TASK GOAL
Identify and copy all lines of the material where the string "image" is found.

** BEGIN SOURCE DATA **

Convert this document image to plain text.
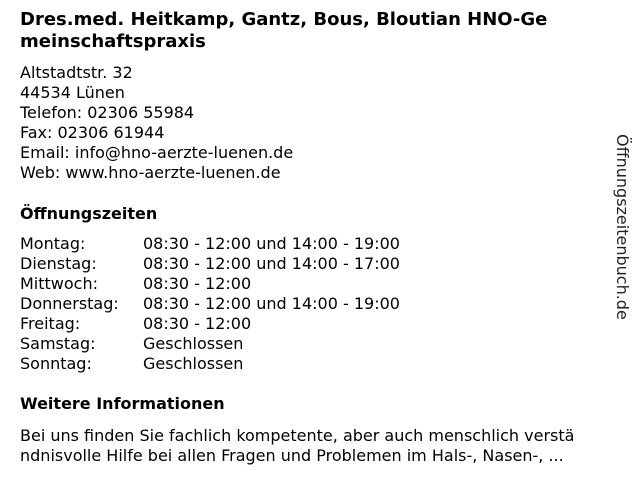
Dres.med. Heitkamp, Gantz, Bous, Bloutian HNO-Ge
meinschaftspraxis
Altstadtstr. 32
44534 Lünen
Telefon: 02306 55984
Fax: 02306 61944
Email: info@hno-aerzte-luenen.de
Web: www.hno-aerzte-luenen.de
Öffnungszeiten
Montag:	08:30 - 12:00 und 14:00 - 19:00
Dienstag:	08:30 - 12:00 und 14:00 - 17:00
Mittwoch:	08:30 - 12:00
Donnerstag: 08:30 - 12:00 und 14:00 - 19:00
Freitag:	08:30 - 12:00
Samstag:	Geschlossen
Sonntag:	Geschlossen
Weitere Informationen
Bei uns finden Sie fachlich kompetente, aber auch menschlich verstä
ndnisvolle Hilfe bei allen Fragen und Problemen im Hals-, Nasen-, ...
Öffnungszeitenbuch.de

** END SOURCE DATA **
** BEGIN SOURCE DATA **

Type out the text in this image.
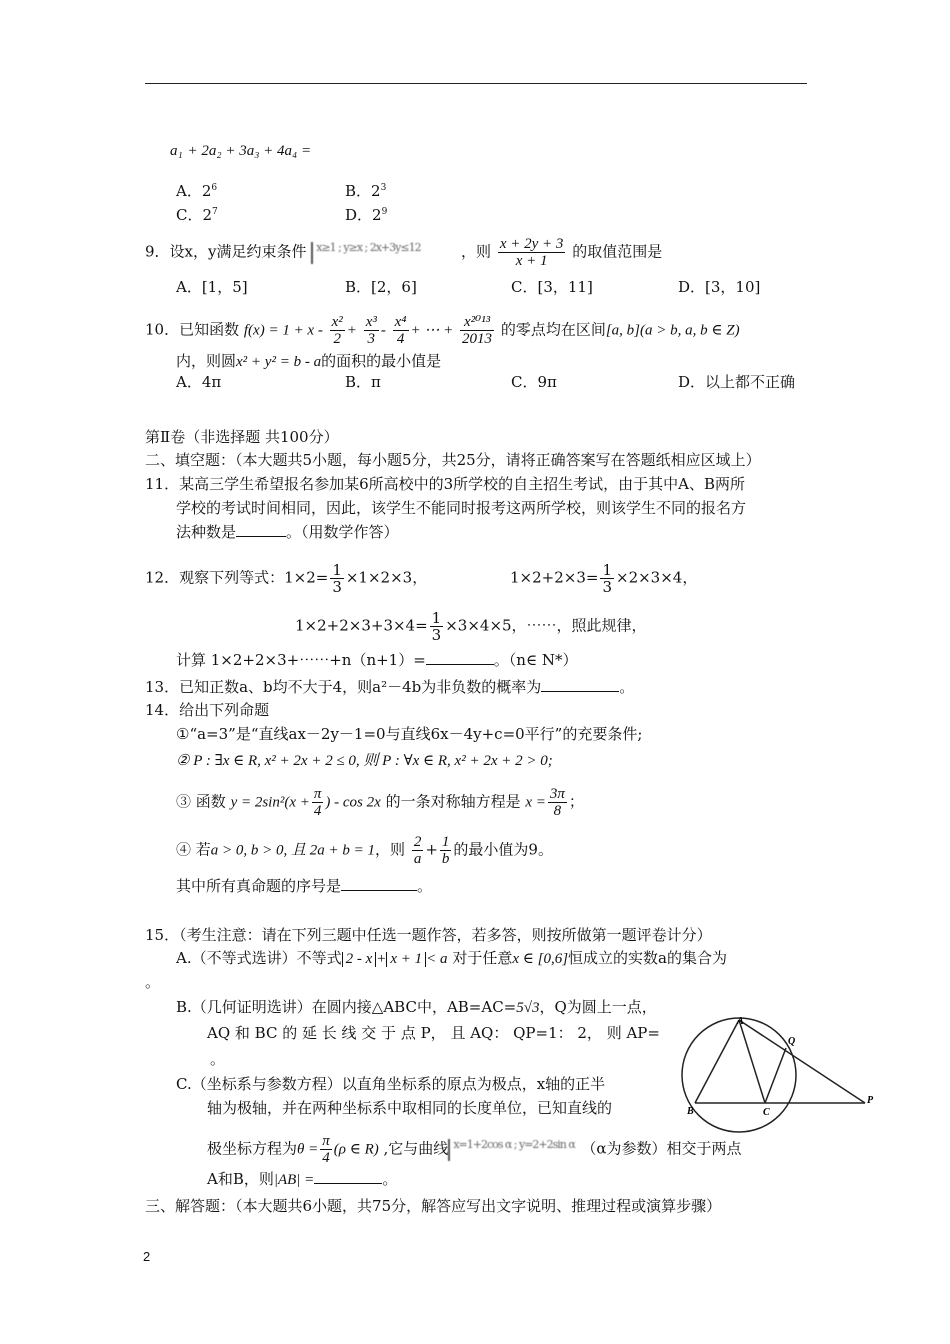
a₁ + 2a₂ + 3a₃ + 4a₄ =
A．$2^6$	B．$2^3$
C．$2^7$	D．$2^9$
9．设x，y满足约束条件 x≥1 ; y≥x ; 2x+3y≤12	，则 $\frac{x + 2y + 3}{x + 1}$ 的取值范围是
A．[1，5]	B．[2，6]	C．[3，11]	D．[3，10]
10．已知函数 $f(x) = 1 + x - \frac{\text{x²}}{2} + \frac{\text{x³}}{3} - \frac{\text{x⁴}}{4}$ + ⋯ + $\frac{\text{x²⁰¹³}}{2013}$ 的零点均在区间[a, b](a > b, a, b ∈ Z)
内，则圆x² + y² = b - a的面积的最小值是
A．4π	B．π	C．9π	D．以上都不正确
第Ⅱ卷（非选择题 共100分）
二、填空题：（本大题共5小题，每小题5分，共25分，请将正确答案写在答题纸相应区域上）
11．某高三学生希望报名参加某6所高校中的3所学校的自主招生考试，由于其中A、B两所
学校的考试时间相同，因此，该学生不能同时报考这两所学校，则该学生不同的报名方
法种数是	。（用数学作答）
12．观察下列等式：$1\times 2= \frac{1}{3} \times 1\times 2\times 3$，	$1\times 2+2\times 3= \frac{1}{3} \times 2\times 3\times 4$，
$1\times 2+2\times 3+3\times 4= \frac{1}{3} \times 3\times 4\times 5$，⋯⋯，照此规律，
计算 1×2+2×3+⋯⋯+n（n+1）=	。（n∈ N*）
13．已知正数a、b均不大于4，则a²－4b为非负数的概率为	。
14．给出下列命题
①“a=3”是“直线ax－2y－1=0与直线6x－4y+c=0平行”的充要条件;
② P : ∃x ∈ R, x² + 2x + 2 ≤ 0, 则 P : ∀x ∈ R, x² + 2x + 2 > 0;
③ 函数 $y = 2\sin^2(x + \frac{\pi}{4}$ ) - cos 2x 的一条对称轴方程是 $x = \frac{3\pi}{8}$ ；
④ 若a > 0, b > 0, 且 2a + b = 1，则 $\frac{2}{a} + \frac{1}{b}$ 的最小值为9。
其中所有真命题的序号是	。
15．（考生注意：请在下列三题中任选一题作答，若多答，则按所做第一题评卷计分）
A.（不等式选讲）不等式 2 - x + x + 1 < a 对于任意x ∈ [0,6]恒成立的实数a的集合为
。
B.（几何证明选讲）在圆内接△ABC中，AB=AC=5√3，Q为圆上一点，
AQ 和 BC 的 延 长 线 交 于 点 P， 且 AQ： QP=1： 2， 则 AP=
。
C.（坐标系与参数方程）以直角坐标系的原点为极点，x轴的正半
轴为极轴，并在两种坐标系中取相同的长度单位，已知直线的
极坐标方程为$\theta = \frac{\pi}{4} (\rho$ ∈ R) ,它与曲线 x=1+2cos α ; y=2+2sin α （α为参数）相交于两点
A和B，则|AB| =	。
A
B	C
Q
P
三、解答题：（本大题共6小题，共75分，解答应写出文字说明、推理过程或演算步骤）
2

** END SOURCE DATA **

ANSWER TO THIS EXERCISE
Convert this document image to plain text.
Type out the text in this image.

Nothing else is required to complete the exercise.